TASK DESCRIPTION ▸
Copy each line with the word "marketing" in it.
====== EXERCISE MATERIAL
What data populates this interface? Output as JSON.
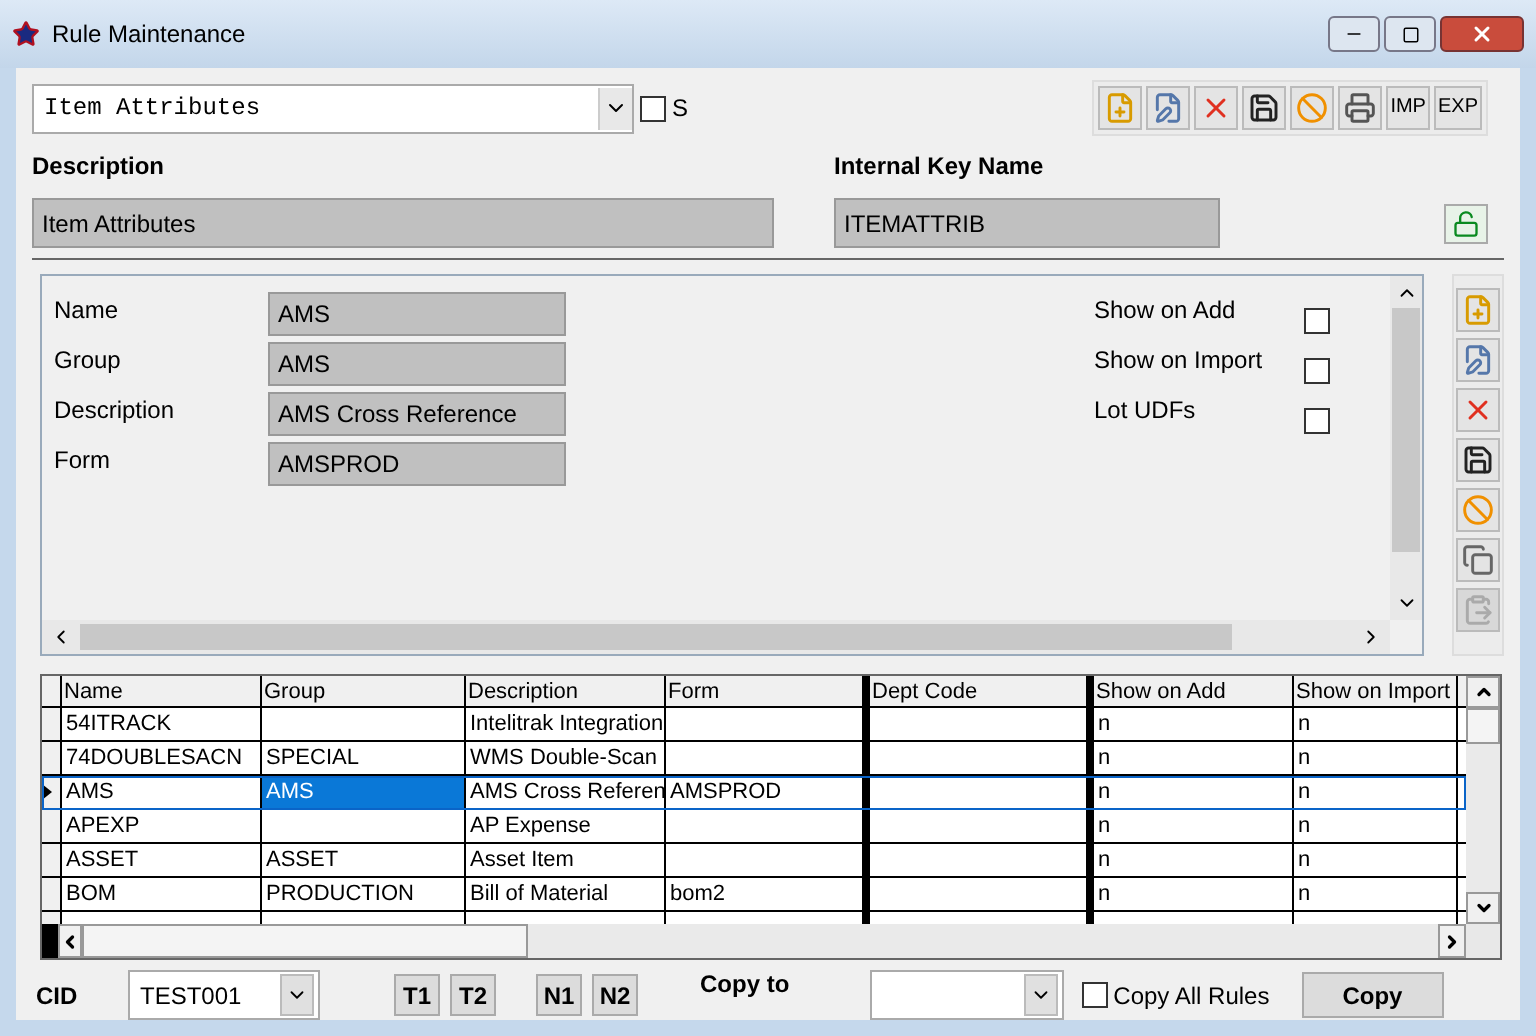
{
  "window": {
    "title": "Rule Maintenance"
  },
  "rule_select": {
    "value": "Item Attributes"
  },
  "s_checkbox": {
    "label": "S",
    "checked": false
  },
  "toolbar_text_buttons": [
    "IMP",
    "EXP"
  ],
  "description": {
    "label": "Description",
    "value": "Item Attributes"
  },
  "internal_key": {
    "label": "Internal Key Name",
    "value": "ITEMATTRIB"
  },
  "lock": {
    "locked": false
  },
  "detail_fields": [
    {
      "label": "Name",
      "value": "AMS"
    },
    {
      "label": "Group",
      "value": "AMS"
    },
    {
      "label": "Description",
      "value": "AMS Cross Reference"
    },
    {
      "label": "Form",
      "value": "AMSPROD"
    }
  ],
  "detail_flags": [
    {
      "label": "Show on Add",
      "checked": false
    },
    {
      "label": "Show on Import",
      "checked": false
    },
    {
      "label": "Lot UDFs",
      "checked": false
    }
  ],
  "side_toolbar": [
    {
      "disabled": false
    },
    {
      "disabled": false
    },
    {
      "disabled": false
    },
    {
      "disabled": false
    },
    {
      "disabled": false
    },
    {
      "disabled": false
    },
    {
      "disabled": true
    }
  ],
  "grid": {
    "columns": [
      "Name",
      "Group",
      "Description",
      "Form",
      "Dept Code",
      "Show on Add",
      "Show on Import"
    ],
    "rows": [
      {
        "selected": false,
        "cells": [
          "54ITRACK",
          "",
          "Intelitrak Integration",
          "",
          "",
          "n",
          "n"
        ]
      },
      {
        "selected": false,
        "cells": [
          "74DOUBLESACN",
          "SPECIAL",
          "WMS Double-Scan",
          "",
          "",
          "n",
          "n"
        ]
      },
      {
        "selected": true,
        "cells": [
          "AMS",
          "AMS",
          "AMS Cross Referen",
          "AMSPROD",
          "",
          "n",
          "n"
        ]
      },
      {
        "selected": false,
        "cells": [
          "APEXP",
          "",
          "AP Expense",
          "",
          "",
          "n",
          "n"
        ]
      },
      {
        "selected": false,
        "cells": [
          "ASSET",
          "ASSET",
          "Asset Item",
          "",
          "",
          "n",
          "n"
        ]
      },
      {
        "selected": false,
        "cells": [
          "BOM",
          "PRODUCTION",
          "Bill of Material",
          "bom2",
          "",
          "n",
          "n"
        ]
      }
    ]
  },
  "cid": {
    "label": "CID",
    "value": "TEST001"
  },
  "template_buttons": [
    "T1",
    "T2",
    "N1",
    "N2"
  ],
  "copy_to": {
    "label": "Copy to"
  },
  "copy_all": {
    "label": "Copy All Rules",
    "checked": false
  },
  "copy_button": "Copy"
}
============
====== EXERCISE MATERIAL
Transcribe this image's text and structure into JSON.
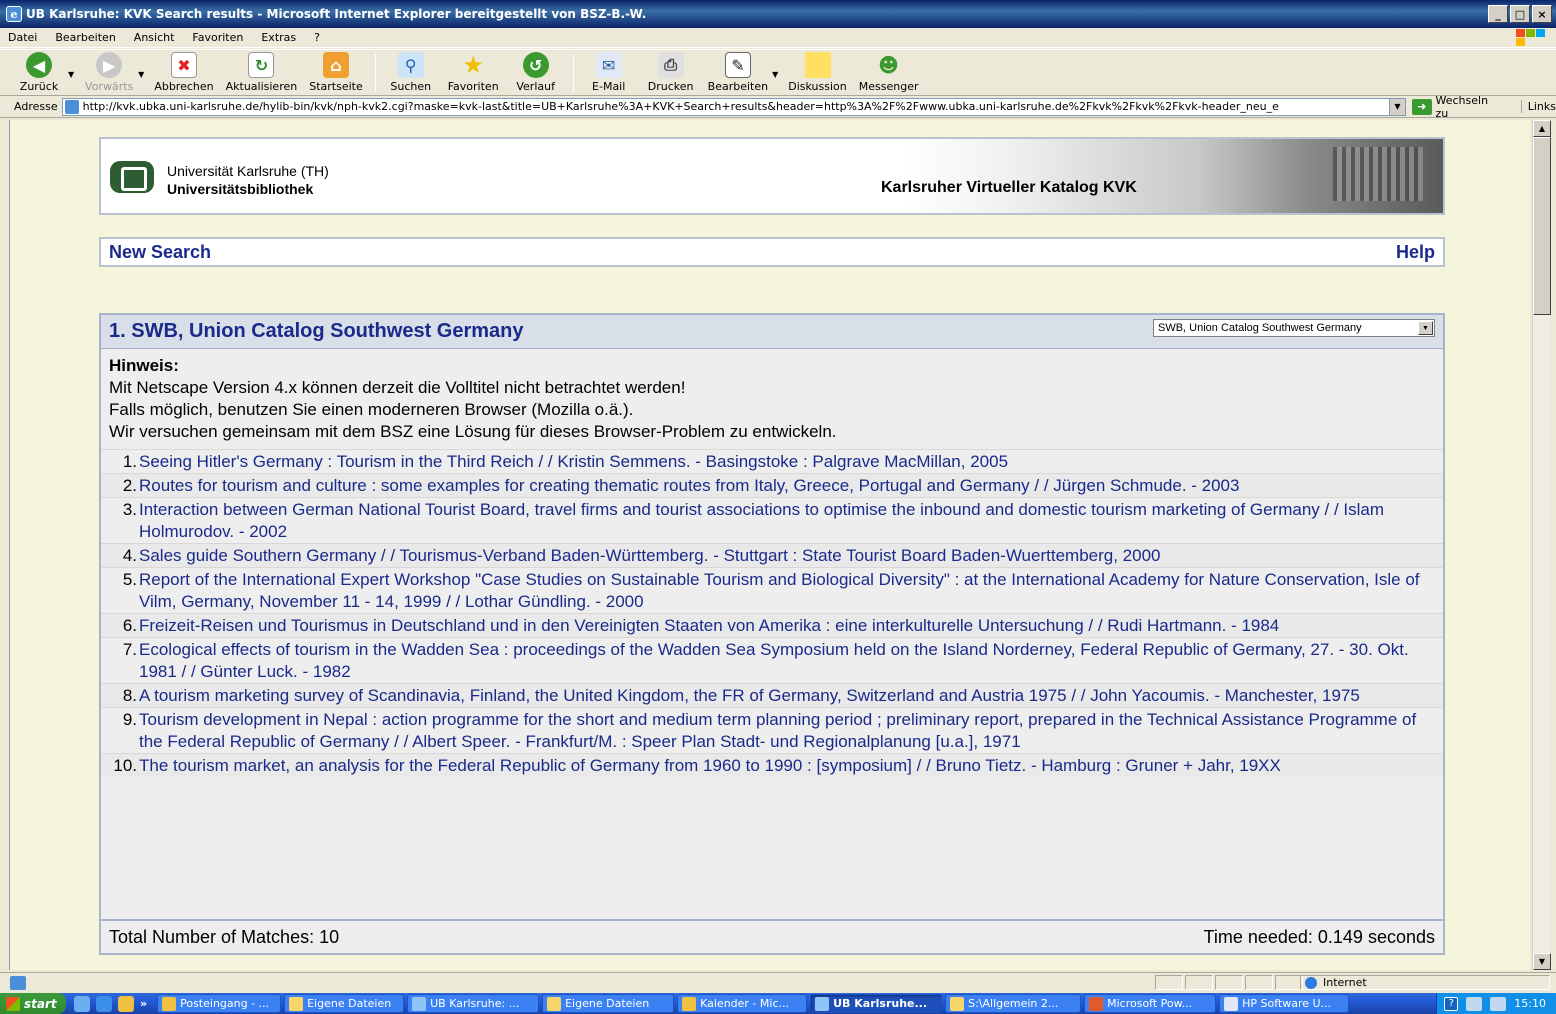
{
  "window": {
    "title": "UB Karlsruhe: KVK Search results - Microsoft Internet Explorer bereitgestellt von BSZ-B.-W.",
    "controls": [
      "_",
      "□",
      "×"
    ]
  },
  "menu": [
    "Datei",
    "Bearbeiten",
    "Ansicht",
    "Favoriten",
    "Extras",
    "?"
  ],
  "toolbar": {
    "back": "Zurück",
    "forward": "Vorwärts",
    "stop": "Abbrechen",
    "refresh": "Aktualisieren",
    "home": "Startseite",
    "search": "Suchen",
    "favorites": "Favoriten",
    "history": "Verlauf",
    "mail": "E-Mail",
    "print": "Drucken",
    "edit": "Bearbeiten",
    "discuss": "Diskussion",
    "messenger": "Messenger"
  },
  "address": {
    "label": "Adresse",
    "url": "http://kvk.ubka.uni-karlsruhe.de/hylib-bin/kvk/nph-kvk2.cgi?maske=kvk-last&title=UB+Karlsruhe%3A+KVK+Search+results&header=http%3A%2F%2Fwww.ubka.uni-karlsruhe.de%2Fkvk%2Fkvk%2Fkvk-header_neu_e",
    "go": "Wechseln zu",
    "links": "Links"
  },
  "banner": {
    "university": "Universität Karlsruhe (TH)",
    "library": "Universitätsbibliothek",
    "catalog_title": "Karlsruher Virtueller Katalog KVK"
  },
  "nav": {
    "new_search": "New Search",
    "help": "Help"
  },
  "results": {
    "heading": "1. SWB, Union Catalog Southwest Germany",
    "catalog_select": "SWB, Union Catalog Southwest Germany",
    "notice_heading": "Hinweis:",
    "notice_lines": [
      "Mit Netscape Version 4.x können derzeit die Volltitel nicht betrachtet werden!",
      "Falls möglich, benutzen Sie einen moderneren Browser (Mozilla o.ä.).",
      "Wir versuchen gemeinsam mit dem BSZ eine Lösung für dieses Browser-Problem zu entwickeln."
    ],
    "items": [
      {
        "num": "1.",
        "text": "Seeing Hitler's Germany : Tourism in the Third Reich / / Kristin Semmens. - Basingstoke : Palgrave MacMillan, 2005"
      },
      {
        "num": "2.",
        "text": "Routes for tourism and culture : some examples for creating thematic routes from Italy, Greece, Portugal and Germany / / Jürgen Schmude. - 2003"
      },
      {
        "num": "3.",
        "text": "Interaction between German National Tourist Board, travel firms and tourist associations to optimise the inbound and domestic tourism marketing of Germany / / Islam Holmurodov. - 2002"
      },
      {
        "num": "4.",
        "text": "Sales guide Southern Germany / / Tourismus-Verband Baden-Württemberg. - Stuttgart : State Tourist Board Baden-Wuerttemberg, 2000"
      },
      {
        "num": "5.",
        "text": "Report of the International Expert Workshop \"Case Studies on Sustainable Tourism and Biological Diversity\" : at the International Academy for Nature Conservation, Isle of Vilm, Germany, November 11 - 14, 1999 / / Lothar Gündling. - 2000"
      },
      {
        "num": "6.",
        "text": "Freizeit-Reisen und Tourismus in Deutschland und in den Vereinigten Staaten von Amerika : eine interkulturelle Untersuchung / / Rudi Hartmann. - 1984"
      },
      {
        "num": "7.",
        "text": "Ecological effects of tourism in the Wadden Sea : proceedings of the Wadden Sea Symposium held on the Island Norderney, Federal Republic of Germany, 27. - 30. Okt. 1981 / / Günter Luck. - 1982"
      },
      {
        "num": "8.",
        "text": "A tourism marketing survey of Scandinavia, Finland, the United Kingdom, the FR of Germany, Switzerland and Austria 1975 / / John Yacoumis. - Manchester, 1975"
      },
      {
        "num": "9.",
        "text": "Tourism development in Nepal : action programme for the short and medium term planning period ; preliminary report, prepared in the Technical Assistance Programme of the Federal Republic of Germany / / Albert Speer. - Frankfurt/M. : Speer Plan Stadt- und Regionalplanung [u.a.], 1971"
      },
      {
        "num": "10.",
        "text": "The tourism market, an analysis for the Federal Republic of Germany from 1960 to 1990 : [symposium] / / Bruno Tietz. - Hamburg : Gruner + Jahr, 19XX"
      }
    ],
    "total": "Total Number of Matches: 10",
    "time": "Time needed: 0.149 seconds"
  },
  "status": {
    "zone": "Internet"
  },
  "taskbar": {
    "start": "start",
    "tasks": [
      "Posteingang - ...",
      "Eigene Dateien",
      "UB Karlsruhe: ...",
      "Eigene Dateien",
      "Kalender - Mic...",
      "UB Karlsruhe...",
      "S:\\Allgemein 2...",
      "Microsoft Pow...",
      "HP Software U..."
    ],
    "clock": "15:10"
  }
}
============
SOLUTION FOR THIS EXERCISE ▸
        "text": "Interaction between German National Tourist Board, travel firms and tourist associations to optimise the inbound and domestic tourism marketing of Germany / / Islam Holmurodov. - 2002"
        "text": "A tourism marketing survey of Scandinavia, Finland, the United Kingdom, the FR of Germany, Switzerland and Austria 1975 / / John Yacoumis. - Manchester, 1975"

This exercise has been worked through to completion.